**WORK TO BE COMPLETED**. Can you give all the records again without altering a single character?

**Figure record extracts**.
:::::

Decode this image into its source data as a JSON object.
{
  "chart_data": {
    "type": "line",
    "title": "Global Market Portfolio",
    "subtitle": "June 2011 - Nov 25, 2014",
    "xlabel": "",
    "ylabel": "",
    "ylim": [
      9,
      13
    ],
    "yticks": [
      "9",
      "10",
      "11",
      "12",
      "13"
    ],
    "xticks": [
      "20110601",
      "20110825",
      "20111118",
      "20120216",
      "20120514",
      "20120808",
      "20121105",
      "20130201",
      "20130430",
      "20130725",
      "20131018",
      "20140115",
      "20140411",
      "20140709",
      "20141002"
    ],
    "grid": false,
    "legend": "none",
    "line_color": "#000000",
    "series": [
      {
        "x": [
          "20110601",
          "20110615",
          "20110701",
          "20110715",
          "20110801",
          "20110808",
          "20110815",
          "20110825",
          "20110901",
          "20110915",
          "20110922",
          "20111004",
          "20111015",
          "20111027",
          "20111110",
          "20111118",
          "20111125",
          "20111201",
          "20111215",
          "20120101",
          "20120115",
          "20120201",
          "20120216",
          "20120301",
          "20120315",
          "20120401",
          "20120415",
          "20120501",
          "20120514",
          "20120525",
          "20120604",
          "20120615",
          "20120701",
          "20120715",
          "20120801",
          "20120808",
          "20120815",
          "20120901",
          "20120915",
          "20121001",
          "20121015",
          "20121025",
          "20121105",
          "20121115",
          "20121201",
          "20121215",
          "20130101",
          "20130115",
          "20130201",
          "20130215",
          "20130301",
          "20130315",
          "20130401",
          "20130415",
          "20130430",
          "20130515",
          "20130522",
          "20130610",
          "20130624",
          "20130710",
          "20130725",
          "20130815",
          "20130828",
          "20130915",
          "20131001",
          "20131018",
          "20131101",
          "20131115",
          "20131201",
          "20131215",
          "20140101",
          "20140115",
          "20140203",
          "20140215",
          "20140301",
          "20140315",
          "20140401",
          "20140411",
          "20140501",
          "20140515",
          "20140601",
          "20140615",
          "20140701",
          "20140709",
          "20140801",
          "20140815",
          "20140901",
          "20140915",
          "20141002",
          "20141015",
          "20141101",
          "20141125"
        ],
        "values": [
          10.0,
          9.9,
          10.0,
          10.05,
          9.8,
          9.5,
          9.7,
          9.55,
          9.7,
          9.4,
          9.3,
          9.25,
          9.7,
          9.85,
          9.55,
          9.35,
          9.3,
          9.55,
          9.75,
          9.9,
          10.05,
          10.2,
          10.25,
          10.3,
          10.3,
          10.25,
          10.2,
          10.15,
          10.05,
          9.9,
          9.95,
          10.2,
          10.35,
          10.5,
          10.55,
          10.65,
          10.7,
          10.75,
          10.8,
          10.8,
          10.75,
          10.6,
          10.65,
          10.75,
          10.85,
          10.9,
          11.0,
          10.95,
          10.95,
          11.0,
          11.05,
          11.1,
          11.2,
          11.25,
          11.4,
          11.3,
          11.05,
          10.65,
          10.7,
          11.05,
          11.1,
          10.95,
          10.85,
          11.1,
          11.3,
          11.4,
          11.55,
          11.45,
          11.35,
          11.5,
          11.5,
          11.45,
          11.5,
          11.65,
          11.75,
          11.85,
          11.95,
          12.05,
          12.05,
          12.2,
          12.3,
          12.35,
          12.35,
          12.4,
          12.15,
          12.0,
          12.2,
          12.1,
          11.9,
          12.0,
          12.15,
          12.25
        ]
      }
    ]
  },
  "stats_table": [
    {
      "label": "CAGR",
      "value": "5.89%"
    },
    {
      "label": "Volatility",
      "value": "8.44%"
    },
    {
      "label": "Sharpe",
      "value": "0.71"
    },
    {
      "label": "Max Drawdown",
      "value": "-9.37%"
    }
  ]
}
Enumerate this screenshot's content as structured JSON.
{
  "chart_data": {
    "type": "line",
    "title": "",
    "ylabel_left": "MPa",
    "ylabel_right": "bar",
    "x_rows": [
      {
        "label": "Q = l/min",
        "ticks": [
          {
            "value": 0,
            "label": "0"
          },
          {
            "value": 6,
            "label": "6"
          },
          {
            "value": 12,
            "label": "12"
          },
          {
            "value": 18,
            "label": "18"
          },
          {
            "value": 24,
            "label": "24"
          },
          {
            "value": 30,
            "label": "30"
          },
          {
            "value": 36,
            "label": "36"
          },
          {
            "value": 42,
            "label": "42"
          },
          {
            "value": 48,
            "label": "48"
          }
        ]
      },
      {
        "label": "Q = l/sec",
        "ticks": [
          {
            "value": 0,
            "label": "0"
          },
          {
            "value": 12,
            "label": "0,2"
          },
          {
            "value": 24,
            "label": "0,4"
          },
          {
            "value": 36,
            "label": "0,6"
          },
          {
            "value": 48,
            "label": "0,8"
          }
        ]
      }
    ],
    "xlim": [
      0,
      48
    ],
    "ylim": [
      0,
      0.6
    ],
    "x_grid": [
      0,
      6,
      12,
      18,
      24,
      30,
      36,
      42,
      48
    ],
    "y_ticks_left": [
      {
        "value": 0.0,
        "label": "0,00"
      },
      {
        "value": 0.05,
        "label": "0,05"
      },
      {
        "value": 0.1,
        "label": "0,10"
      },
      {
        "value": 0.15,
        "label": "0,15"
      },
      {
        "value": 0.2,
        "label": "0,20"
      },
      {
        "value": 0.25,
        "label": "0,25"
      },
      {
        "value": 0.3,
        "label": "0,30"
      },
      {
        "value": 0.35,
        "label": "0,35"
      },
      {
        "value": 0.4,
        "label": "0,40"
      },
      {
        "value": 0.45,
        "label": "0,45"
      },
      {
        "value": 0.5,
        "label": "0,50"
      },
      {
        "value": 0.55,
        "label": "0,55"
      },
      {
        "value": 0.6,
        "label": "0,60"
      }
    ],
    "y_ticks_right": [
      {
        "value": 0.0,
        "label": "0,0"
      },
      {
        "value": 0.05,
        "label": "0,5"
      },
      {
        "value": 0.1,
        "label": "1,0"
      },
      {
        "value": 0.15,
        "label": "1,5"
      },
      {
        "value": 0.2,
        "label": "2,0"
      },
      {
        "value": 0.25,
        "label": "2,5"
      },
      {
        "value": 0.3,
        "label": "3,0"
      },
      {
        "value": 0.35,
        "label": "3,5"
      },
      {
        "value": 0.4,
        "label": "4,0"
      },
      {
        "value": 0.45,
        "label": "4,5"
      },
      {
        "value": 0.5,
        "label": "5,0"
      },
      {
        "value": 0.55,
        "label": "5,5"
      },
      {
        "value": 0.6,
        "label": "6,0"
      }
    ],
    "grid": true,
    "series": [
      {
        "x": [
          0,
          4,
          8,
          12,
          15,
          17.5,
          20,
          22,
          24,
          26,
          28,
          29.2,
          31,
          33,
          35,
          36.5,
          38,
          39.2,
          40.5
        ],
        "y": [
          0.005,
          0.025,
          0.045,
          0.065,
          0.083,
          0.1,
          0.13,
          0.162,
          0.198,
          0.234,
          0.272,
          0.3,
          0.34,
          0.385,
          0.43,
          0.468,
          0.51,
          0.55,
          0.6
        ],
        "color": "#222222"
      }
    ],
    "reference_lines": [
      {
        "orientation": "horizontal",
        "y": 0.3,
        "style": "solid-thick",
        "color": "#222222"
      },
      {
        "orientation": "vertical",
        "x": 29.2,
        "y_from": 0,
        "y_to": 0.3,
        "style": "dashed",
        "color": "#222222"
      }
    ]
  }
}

:::::

**EXPECTED ANSWER**.
Decode this image into its source data as a JSON object.
{
  "chart_data": {
    "type": "line",
    "title": "Global Market Portfolio",
    "subtitle": "June 2011 - Nov 25, 2014",
    "xlabel": "",
    "ylabel": "",
    "ylim": [
      9,
      13
    ],
    "yticks": [
      "9",
      "10",
      "11",
      "12",
      "13"
    ],
    "xticks": [
      "20110601",
      "20110825",
      "20111118",
      "20120216",
      "20120514",
      "20120808",
      "20121105",
      "20130201",
      "20130430",
      "20130725",
      "20131018",
      "20140115",
      "20140411",
      "20140709",
      "20141002"
    ],
    "grid": false,
    "legend": "none",
    "line_color": "#000000",
    "series": [
      {
        "x": [
          "20110601",
          "20110615",
          "20110701",
          "20110715",
          "20110801",
          "20110808",
          "20110815",
          "20110825",
          "20110901",
          "20110915",
          "20110922",
          "20111004",
          "20111015",
          "20111027",
          "20111110",
          "20111118",
          "20111125",
          "20111201",
          "20111215",
          "20120101",
          "20120115",
          "20120201",
          "20120216",
          "20120301",
          "20120315",
          "20120401",
          "20120415",
          "20120501",
          "20120514",
          "20120525",
          "20120604",
          "20120615",
          "20120701",
          "20120715",
          "20120801",
          "20120808",
          "20120815",
          "20120901",
          "20120915",
          "20121001",
          "20121015",
          "20121025",
          "20121105",
          "20121115",
          "20121201",
          "20121215",
          "20130101",
          "20130115",
          "20130201",
          "20130215",
          "20130301",
          "20130315",
          "20130401",
          "20130415",
          "20130430",
          "20130515",
          "20130522",
          "20130610",
          "20130624",
          "20130710",
          "20130725",
          "20130815",
          "20130828",
          "20130915",
          "20131001",
          "20131018",
          "20131101",
          "20131115",
          "20131201",
          "20131215",
          "20140101",
          "20140115",
          "20140203",
          "20140215",
          "20140301",
          "20140315",
          "20140401",
          "20140411",
          "20140501",
          "20140515",
          "20140601",
          "20140615",
          "20140701",
          "20140709",
          "20140801",
          "20140815",
          "20140901",
          "20140915",
          "20141002",
          "20141015",
          "20141101",
          "20141125"
        ],
        "values": [
          10.0,
          9.9,
          10.0,
          10.05,
          9.8,
          9.5,
          9.7,
          9.55,
          9.7,
          9.4,
          9.3,
          9.25,
          9.7,
          9.85,
          9.55,
          9.35,
          9.3,
          9.55,
          9.75,
          9.9,
          10.05,
          10.2,
          10.25,
          10.3,
          10.3,
          10.25,
          10.2,
          10.15,
          10.05,
          9.9,
          9.95,
          10.2,
          10.35,
          10.5,
          10.55,
          10.65,
          10.7,
          10.75,
          10.8,
          10.8,
          10.75,
          10.6,
          10.65,
          10.75,
          10.85,
          10.9,
          11.0,
          10.95,
          10.95,
          11.0,
          11.05,
          11.1,
          11.2,
          11.25,
          11.4,
          11.3,
          11.05,
          10.65,
          10.7,
          11.05,
          11.1,
          10.95,
          10.85,
          11.1,
          11.3,
          11.4,
          11.55,
          11.45,
          11.35,
          11.5,
          11.5,
          11.45,
          11.5,
          11.65,
          11.75,
          11.85,
          11.95,
          12.05,
          12.05,
          12.2,
          12.3,
          12.35,
          12.35,
          12.4,
          12.15,
          12.0,
          12.2,
          12.1,
          11.9,
          12.0,
          12.15,
          12.25
        ]
      }
    ]
  },
  "stats_table": [
    {
      "label": "CAGR",
      "value": "5.89%"
    },
    {
      "label": "Volatility",
      "value": "8.44%"
    },
    {
      "label": "Sharpe",
      "value": "0.71"
    },
    {
      "label": "Max Drawdown",
      "value": "-9.37%"
    }
  ]
}
Enumerate this screenshot's content as structured JSON.
{
  "chart_data": {
    "type": "line",
    "title": "",
    "ylabel_left": "MPa",
    "ylabel_right": "bar",
    "x_rows": [
      {
        "label": "Q = l/min",
        "ticks": [
          {
            "value": 0,
            "label": "0"
          },
          {
            "value": 6,
            "label": "6"
          },
          {
            "value": 12,
            "label": "12"
          },
          {
            "value": 18,
            "label": "18"
          },
          {
            "value": 24,
            "label": "24"
          },
          {
            "value": 30,
            "label": "30"
          },
          {
            "value": 36,
            "label": "36"
          },
          {
            "value": 42,
            "label": "42"
          },
          {
            "value": 48,
            "label": "48"
          }
        ]
      },
      {
        "label": "Q = l/sec",
        "ticks": [
          {
            "value": 0,
            "label": "0"
          },
          {
            "value": 12,
            "label": "0,2"
          },
          {
            "value": 24,
            "label": "0,4"
          },
          {
            "value": 36,
            "label": "0,6"
          },
          {
            "value": 48,
            "label": "0,8"
          }
        ]
      }
    ],
    "xlim": [
      0,
      48
    ],
    "ylim": [
      0,
      0.6
    ],
    "x_grid": [
      0,
      6,
      12,
      18,
      24,
      30,
      36,
      42,
      48
    ],
    "y_ticks_left": [
      {
        "value": 0.0,
        "label": "0,00"
      },
      {
        "value": 0.05,
        "label": "0,05"
      },
      {
        "value": 0.1,
        "label": "0,10"
      },
      {
        "value": 0.15,
        "label": "0,15"
      },
      {
        "value": 0.2,
        "label": "0,20"
      },
      {
        "value": 0.25,
        "label": "0,25"
      },
      {
        "value": 0.3,
        "label": "0,30"
      },
      {
        "value": 0.35,
        "label": "0,35"
      },
      {
        "value": 0.4,
        "label": "0,40"
      },
      {
        "value": 0.45,
        "label": "0,45"
      },
      {
        "value": 0.5,
        "label": "0,50"
      },
      {
        "value": 0.55,
        "label": "0,55"
      },
      {
        "value": 0.6,
        "label": "0,60"
      }
    ],
    "y_ticks_right": [
      {
        "value": 0.0,
        "label": "0,0"
      },
      {
        "value": 0.05,
        "label": "0,5"
      },
      {
        "value": 0.1,
        "label": "1,0"
      },
      {
        "value": 0.15,
        "label": "1,5"
      },
      {
        "value": 0.2,
        "label": "2,0"
      },
      {
        "value": 0.25,
        "label": "2,5"
      },
      {
        "value": 0.3,
        "label": "3,0"
      },
      {
        "value": 0.35,
        "label": "3,5"
      },
      {
        "value": 0.4,
        "label": "4,0"
      },
      {
        "value": 0.45,
        "label": "4,5"
      },
      {
        "value": 0.5,
        "label": "5,0"
      },
      {
        "value": 0.55,
        "label": "5,5"
      },
      {
        "value": 0.6,
        "label": "6,0"
      }
    ],
    "grid": true,
    "series": [
      {
        "x": [
          0,
          4,
          8,
          12,
          15,
          17.5,
          20,
          22,
          24,
          26,
          28,
          29.2,
          31,
          33,
          35,
          36.5,
          38,
          39.2,
          40.5
        ],
        "y": [
          0.005,
          0.025,
          0.045,
          0.065,
          0.083,
          0.1,
          0.13,
          0.162,
          0.198,
          0.234,
          0.272,
          0.3,
          0.34,
          0.385,
          0.43,
          0.468,
          0.51,
          0.55,
          0.6
        ],
        "color": "#222222"
      }
    ],
    "reference_lines": [
      {
        "orientation": "horizontal",
        "y": 0.3,
        "style": "solid-thick",
        "color": "#222222"
      },
      {
        "orientation": "vertical",
        "x": 29.2,
        "y_from": 0,
        "y_to": 0.3,
        "style": "dashed",
        "color": "#222222"
      }
    ]
  }
}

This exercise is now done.